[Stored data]
---

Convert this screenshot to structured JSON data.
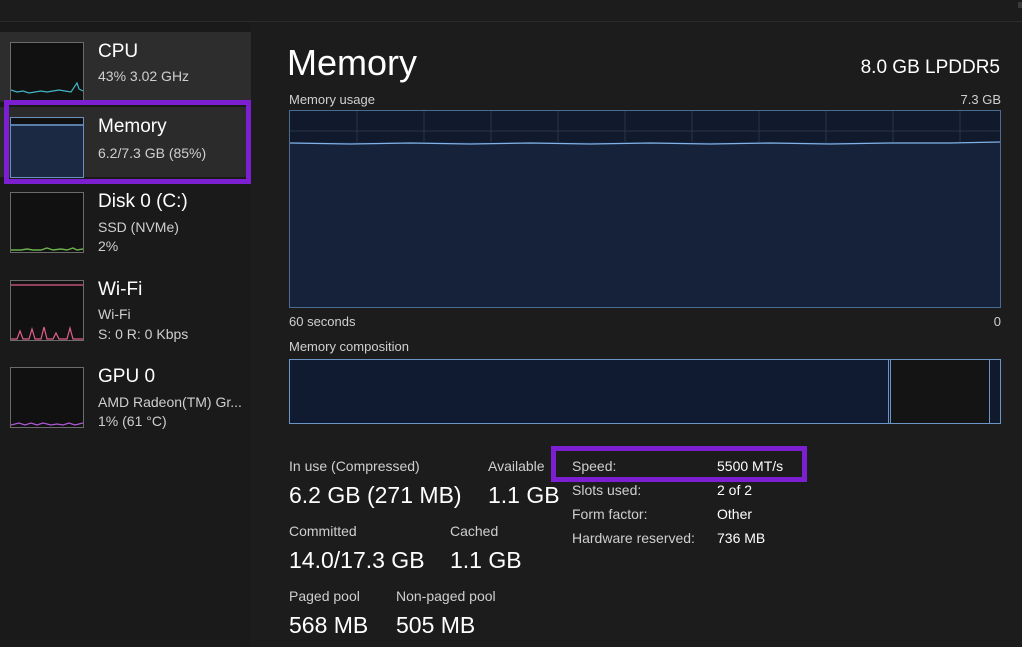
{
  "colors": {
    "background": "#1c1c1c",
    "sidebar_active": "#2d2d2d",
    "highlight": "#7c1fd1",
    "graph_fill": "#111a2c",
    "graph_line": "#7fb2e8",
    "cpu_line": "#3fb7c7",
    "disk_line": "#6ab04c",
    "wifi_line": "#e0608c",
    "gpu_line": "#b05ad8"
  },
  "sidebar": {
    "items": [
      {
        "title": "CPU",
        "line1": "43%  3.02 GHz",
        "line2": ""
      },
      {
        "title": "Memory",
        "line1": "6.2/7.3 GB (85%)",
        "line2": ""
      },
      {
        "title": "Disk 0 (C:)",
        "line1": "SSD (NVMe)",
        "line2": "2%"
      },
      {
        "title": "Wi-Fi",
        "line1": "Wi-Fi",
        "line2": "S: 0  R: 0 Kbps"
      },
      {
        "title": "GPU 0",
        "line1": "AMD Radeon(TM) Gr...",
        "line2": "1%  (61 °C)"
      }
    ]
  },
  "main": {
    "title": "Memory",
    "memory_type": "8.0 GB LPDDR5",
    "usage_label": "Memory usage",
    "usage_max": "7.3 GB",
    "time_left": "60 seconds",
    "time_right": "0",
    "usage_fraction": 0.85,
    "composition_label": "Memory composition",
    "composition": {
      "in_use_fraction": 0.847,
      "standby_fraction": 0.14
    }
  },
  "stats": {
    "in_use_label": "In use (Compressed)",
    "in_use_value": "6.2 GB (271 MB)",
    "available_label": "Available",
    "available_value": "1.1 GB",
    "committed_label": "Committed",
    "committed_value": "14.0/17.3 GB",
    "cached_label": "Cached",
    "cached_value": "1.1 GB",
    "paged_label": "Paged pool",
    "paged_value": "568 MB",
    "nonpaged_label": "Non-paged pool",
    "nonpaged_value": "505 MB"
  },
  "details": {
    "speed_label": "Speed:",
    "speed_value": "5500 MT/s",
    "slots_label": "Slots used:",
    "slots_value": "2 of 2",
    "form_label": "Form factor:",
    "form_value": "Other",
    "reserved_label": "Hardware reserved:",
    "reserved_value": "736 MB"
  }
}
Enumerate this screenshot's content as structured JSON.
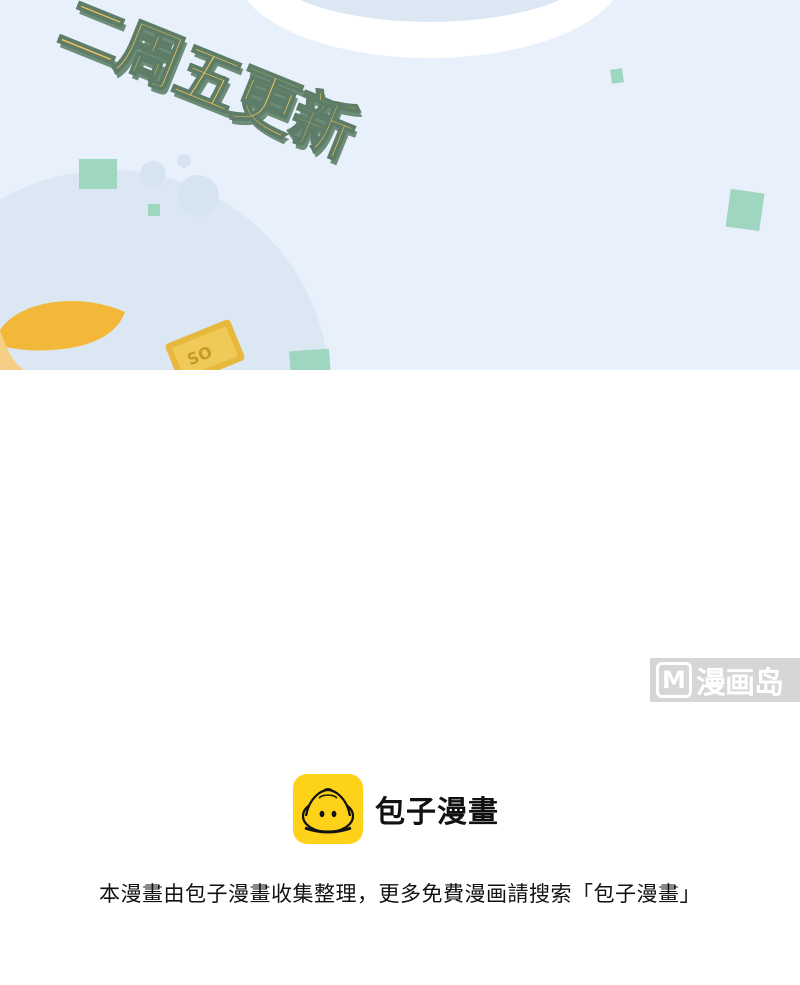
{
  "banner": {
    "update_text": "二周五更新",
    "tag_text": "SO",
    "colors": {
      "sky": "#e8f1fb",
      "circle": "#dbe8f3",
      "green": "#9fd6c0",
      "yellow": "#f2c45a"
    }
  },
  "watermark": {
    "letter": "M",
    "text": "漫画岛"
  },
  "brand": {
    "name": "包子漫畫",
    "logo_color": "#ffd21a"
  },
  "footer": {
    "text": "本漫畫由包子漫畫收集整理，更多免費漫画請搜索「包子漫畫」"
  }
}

---

Copy out exactly the lines from the one with "Enumerate this screenshot's" through the end of the listing, both ends included, omitting any picture.

Enumerate this screenshot's content as structured JSON.
{
  "banner": {
    "update_text": "二周五更新",
    "tag_text": "SO",
    "colors": {
      "sky": "#e8f1fb",
      "circle": "#dbe8f3",
      "green": "#9fd6c0",
      "yellow": "#f2c45a"
    }
  },
  "watermark": {
    "letter": "M",
    "text": "漫画岛"
  },
  "brand": {
    "name": "包子漫畫",
    "logo_color": "#ffd21a"
  },
  "footer": {
    "text": "本漫畫由包子漫畫收集整理，更多免費漫画請搜索「包子漫畫」"
  }
}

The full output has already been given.